*Data listing*

·····

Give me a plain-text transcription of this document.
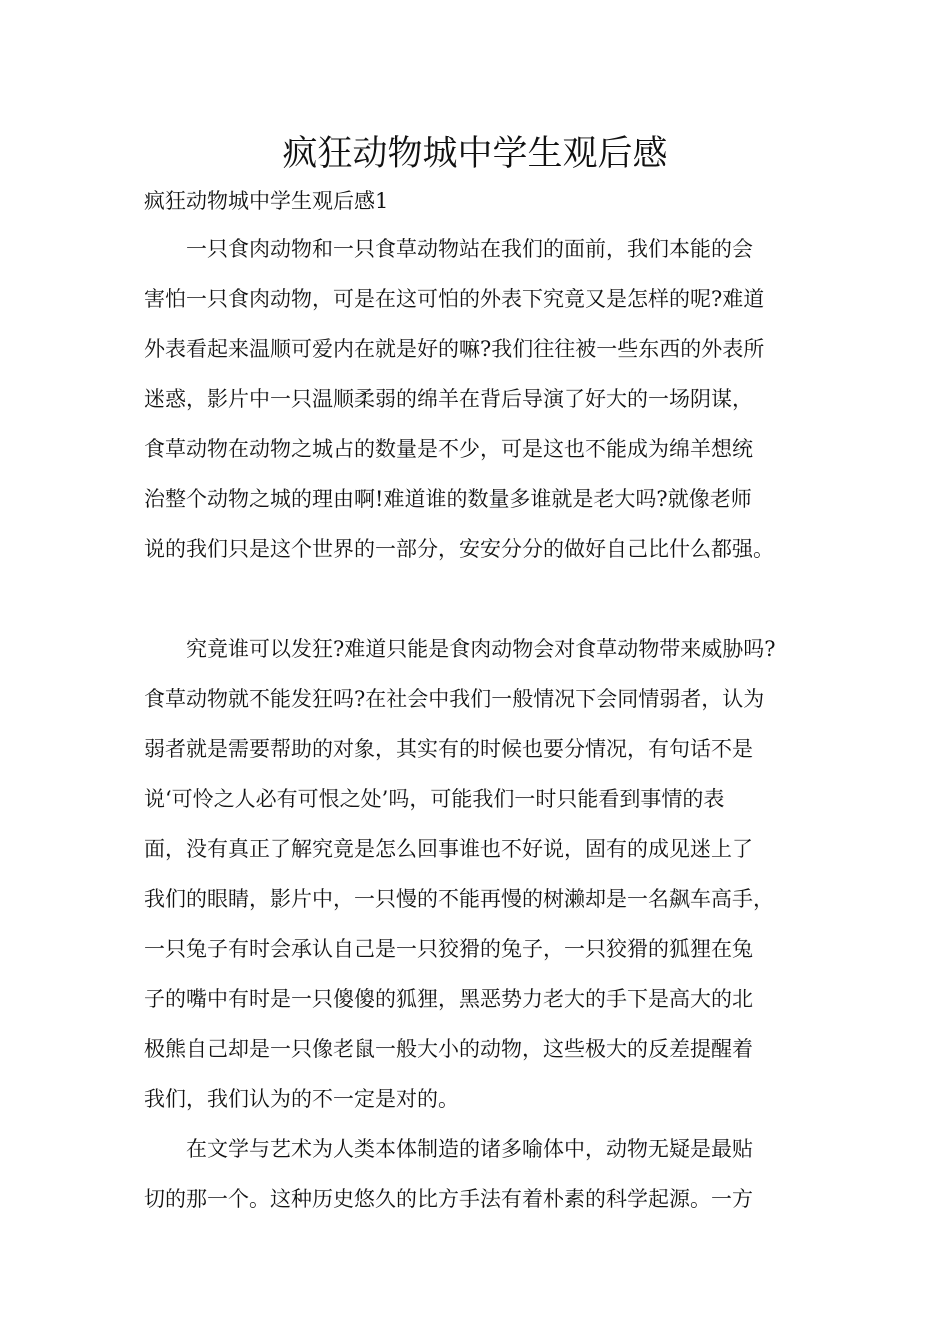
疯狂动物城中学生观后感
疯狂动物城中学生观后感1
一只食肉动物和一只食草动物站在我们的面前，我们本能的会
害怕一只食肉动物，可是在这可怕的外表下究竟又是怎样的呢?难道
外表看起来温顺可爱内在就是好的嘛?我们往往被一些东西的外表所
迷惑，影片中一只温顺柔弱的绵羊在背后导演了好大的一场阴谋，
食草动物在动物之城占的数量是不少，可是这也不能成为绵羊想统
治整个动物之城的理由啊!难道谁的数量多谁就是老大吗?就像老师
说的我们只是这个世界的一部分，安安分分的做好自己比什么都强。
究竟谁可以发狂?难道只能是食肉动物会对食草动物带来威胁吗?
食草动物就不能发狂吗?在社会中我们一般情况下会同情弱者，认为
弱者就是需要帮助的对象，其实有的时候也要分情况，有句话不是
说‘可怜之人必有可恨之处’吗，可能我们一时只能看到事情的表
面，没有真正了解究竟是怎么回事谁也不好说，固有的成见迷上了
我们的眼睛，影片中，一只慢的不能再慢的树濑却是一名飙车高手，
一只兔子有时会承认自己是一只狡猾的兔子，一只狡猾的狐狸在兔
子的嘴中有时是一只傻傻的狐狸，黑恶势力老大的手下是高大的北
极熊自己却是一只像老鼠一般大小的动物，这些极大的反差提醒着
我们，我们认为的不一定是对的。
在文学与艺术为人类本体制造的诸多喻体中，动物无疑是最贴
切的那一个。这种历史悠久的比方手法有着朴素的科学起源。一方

·····

*TO DO*
Write out the listing above again, exactly, but with no pictures in the copy.

*FINAL RESULT*
Give me a plain-text transcription of this document.
疯狂动物城中学生观后感
疯狂动物城中学生观后感1
一只食肉动物和一只食草动物站在我们的面前，我们本能的会
害怕一只食肉动物，可是在这可怕的外表下究竟又是怎样的呢?难道
外表看起来温顺可爱内在就是好的嘛?我们往往被一些东西的外表所
迷惑，影片中一只温顺柔弱的绵羊在背后导演了好大的一场阴谋，
食草动物在动物之城占的数量是不少，可是这也不能成为绵羊想统
治整个动物之城的理由啊!难道谁的数量多谁就是老大吗?就像老师
说的我们只是这个世界的一部分，安安分分的做好自己比什么都强。
究竟谁可以发狂?难道只能是食肉动物会对食草动物带来威胁吗?
食草动物就不能发狂吗?在社会中我们一般情况下会同情弱者，认为
弱者就是需要帮助的对象，其实有的时候也要分情况，有句话不是
说‘可怜之人必有可恨之处’吗，可能我们一时只能看到事情的表
面，没有真正了解究竟是怎么回事谁也不好说，固有的成见迷上了
我们的眼睛，影片中，一只慢的不能再慢的树濑却是一名飙车高手，
一只兔子有时会承认自己是一只狡猾的兔子，一只狡猾的狐狸在兔
子的嘴中有时是一只傻傻的狐狸，黑恶势力老大的手下是高大的北
极熊自己却是一只像老鼠一般大小的动物，这些极大的反差提醒着
我们，我们认为的不一定是对的。
在文学与艺术为人类本体制造的诸多喻体中，动物无疑是最贴
切的那一个。这种历史悠久的比方手法有着朴素的科学起源。一方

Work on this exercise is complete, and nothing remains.